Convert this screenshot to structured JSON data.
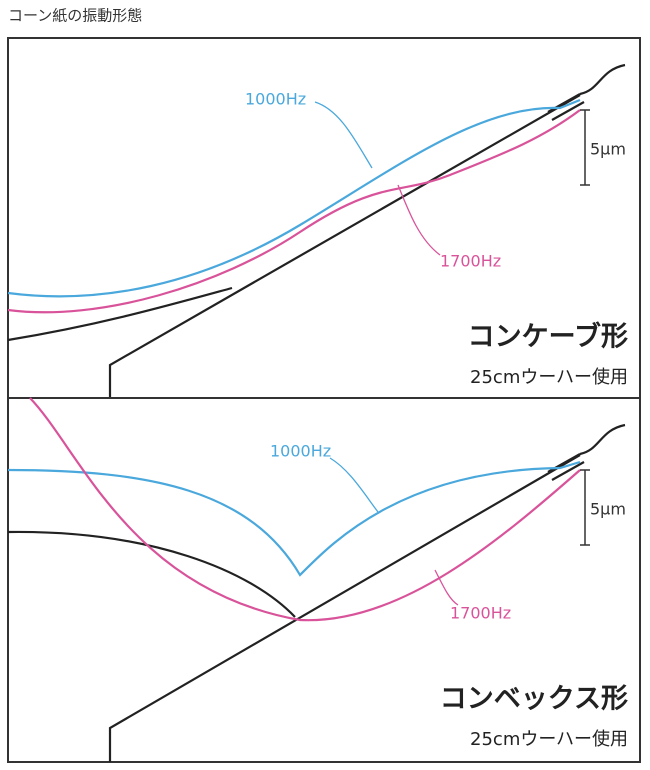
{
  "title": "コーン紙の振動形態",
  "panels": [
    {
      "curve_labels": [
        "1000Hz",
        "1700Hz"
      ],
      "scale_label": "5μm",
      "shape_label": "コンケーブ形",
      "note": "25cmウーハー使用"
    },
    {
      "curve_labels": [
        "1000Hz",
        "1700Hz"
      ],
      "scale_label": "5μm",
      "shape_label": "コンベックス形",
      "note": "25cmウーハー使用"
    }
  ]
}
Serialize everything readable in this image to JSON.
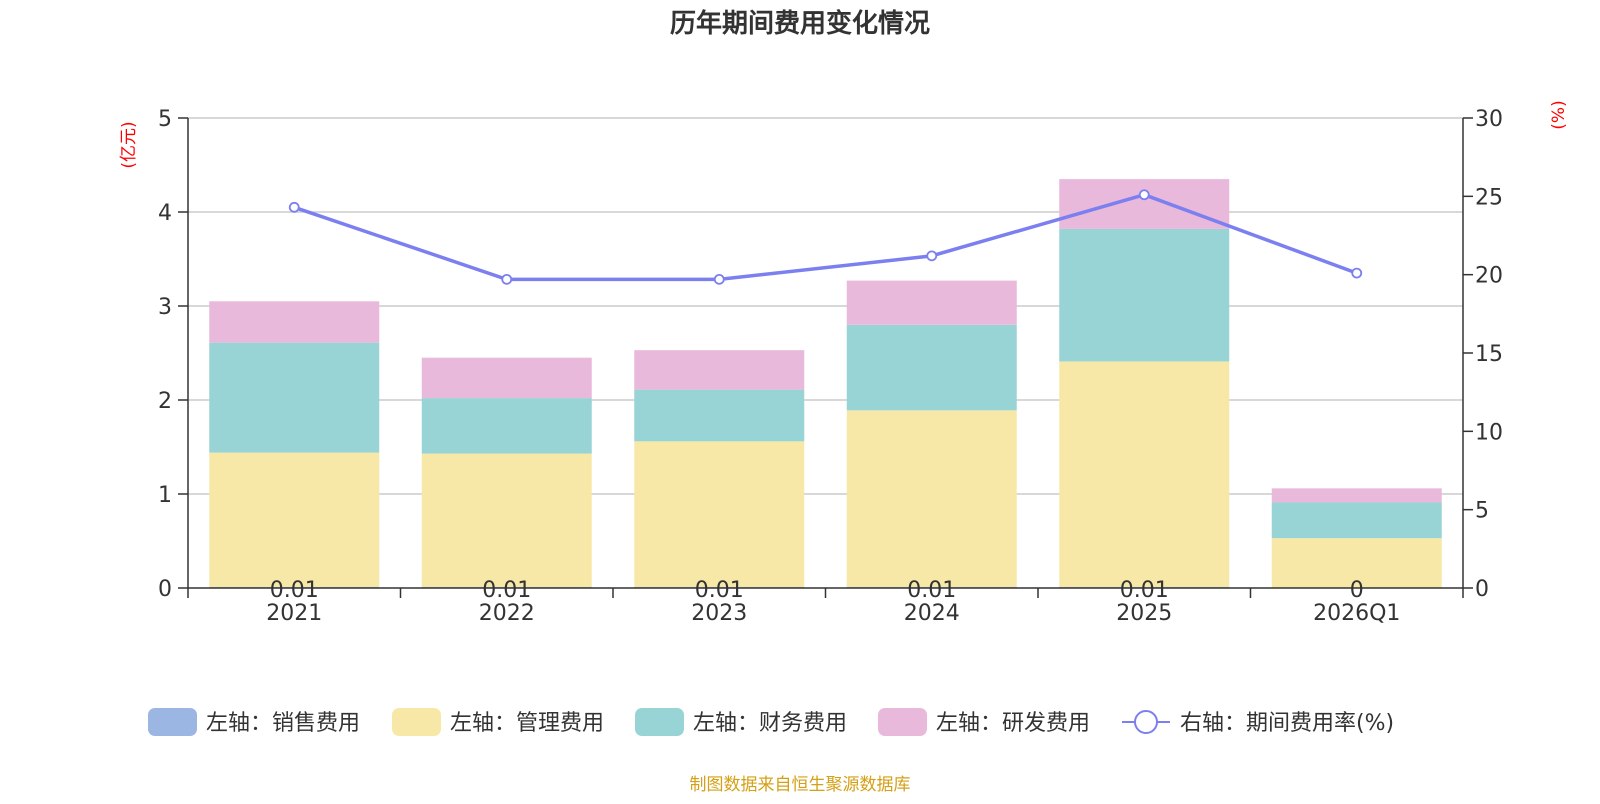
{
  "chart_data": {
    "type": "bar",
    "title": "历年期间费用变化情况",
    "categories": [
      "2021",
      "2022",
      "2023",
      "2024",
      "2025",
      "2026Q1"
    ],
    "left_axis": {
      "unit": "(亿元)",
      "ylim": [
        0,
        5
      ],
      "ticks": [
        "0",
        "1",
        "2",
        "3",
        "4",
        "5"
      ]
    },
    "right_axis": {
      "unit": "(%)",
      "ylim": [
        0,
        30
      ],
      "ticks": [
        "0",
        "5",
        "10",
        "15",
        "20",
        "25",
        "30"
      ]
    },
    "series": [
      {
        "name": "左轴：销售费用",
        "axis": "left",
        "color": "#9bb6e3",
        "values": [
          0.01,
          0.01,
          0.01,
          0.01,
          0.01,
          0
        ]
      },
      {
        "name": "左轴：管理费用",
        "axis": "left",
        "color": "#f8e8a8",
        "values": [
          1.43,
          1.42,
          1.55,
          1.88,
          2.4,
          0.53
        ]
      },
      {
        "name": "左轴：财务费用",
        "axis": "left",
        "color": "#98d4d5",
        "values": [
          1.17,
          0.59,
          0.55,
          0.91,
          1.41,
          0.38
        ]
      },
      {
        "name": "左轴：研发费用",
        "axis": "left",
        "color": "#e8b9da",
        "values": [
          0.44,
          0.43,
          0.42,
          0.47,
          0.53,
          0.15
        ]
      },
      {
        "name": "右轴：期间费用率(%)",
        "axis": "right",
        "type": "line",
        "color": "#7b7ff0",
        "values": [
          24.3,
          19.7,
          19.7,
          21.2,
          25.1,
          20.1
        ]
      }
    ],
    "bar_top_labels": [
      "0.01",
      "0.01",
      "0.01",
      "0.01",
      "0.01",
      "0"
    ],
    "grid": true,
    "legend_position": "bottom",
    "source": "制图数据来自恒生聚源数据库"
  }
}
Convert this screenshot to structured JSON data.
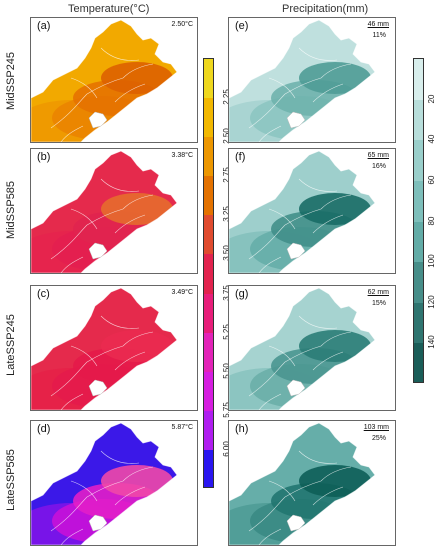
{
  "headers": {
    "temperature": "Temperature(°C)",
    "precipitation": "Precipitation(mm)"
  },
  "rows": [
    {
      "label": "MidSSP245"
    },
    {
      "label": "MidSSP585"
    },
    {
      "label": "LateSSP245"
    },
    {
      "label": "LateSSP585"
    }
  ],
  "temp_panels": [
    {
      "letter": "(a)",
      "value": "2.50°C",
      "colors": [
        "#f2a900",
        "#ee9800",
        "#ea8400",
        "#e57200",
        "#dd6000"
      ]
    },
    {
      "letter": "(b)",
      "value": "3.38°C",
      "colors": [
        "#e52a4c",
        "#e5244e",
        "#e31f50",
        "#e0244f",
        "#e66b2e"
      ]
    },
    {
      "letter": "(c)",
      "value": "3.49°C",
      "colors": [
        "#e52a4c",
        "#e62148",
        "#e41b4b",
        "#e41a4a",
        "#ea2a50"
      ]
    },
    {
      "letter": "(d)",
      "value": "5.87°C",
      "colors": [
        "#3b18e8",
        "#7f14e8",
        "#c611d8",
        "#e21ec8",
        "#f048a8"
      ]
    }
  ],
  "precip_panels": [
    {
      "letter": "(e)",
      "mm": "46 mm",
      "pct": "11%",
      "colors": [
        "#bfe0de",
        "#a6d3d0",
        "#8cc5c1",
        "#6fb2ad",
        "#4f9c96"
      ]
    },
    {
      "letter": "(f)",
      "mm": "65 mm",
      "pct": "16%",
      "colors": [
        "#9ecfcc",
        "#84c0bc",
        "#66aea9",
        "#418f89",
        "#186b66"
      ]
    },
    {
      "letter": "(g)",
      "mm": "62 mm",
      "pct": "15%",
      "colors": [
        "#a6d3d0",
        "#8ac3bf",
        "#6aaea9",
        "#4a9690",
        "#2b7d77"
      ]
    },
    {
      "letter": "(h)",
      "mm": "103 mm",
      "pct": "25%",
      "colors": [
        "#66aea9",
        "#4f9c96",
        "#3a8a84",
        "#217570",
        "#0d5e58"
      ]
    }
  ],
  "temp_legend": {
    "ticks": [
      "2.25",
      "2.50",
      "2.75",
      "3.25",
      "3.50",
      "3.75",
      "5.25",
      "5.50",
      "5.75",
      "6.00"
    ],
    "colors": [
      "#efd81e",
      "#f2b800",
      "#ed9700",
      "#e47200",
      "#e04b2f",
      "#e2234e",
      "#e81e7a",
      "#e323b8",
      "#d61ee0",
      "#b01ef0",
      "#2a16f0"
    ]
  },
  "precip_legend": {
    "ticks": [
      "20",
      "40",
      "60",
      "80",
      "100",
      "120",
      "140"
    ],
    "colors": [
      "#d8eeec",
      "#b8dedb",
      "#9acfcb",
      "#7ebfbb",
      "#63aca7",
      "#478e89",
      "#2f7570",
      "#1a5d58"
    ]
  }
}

────

--- SHORT EXERCISE ---
Take every line that includes the string "letter" and copy it.

--- RESPONSE FOR THIS EXERCISE ---
      "letter": "(a)",
      "letter": "(b)",
      "letter": "(c)",
      "letter": "(d)",
      "letter": "(e)",
      "letter": "(f)",
      "letter": "(g)",
      "letter": "(h)",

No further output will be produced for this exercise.